Reproduce all entries verbatim, with nothing added or dropped.
+++
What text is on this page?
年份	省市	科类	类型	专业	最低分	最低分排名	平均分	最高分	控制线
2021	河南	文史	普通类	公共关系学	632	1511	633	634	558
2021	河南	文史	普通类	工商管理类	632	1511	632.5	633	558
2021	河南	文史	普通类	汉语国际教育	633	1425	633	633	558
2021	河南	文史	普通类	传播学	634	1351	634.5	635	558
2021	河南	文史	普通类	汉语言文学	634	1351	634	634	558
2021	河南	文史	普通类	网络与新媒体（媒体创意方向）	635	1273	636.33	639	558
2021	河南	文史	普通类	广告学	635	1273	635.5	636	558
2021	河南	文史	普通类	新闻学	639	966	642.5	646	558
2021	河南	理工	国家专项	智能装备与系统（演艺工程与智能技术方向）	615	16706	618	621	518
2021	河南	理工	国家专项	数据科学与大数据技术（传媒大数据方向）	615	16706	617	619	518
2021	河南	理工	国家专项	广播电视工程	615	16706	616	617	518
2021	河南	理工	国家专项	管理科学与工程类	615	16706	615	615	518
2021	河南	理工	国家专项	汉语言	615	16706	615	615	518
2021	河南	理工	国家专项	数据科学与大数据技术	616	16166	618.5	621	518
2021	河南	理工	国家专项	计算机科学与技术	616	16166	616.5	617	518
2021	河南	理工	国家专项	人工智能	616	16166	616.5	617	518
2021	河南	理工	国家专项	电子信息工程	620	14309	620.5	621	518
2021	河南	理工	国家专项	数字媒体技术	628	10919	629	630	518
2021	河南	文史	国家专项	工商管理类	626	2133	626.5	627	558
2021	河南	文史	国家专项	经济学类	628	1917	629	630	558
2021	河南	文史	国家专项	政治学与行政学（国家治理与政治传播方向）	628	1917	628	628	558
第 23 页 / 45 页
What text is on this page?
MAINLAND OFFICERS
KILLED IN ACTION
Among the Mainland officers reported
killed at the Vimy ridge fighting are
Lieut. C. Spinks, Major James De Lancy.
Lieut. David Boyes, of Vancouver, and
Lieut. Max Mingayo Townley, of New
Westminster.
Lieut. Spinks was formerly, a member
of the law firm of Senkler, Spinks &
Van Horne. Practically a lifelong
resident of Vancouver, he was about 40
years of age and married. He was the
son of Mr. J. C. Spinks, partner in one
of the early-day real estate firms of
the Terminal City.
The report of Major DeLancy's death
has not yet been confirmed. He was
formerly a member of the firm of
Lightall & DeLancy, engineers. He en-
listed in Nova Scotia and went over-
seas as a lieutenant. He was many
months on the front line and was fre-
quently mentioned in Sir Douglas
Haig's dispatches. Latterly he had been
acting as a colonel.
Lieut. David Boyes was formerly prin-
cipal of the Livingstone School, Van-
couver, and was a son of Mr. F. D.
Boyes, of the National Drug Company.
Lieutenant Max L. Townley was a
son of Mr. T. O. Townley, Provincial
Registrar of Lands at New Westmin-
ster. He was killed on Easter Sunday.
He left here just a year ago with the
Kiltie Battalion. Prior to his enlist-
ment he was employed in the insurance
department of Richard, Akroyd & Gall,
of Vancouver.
+++
• _Complete response_:
What text is on this page?
年份	省市	科类	类型	专业	最低分	最低分排名	平均分	最高分	控制线
2021	河南	文史	普通类	公共关系学	632	1511	633	634	558
2021	河南	文史	普通类	工商管理类	632	1511	632.5	633	558
2021	河南	文史	普通类	汉语国际教育	633	1425	633	633	558
2021	河南	文史	普通类	传播学	634	1351	634.5	635	558
2021	河南	文史	普通类	汉语言文学	634	1351	634	634	558
2021	河南	文史	普通类	网络与新媒体（媒体创意方向）	635	1273	636.33	639	558
2021	河南	文史	普通类	广告学	635	1273	635.5	636	558
2021	河南	文史	普通类	新闻学	639	966	642.5	646	558
2021	河南	理工	国家专项	智能装备与系统（演艺工程与智能技术方向）	615	16706	618	621	518
2021	河南	理工	国家专项	数据科学与大数据技术（传媒大数据方向）	615	16706	617	619	518
2021	河南	理工	国家专项	广播电视工程	615	16706	616	617	518
2021	河南	理工	国家专项	管理科学与工程类	615	16706	615	615	518
2021	河南	理工	国家专项	汉语言	615	16706	615	615	518
2021	河南	理工	国家专项	数据科学与大数据技术	616	16166	618.5	621	518
2021	河南	理工	国家专项	计算机科学与技术	616	16166	616.5	617	518
2021	河南	理工	国家专项	人工智能	616	16166	616.5	617	518
2021	河南	理工	国家专项	电子信息工程	620	14309	620.5	621	518
2021	河南	理工	国家专项	数字媒体技术	628	10919	629	630	518
2021	河南	文史	国家专项	工商管理类	626	2133	626.5	627	558
2021	河南	文史	国家专项	经济学类	628	1917	629	630	558
2021	河南	文史	国家专项	政治学与行政学（国家治理与政治传播方向）	628	1917	628	628	558
第 23 页 / 45 页
What text is on this page?
MAINLAND OFFICERS
KILLED IN ACTION
Among the Mainland officers reported
killed at the Vimy ridge fighting are
Lieut. C. Spinks, Major James De Lancy.
Lieut. David Boyes, of Vancouver, and
Lieut. Max Mingayo Townley, of New
Westminster.
Lieut. Spinks was formerly, a member
of the law firm of Senkler, Spinks &
Van Horne. Practically a lifelong
resident of Vancouver, he was about 40
years of age and married. He was the
son of Mr. J. C. Spinks, partner in one
of the early-day real estate firms of
the Terminal City.
The report of Major DeLancy's death
has not yet been confirmed. He was
formerly a member of the firm of
Lightall & DeLancy, engineers. He en-
listed in Nova Scotia and went over-
seas as a lieutenant. He was many
months on the front line and was fre-
quently mentioned in Sir Douglas
Haig's dispatches. Latterly he had been
acting as a colonel.
Lieut. David Boyes was formerly prin-
cipal of the Livingstone School, Van-
couver, and was a son of Mr. F. D.
Boyes, of the National Drug Company.
Lieutenant Max L. Townley was a
son of Mr. T. O. Townley, Provincial
Registrar of Lands at New Westmin-
ster. He was killed on Easter Sunday.
He left here just a year ago with the
Kiltie Battalion. Prior to his enlist-
ment he was employed in the insurance
department of Richard, Akroyd & Gall,
of Vancouver.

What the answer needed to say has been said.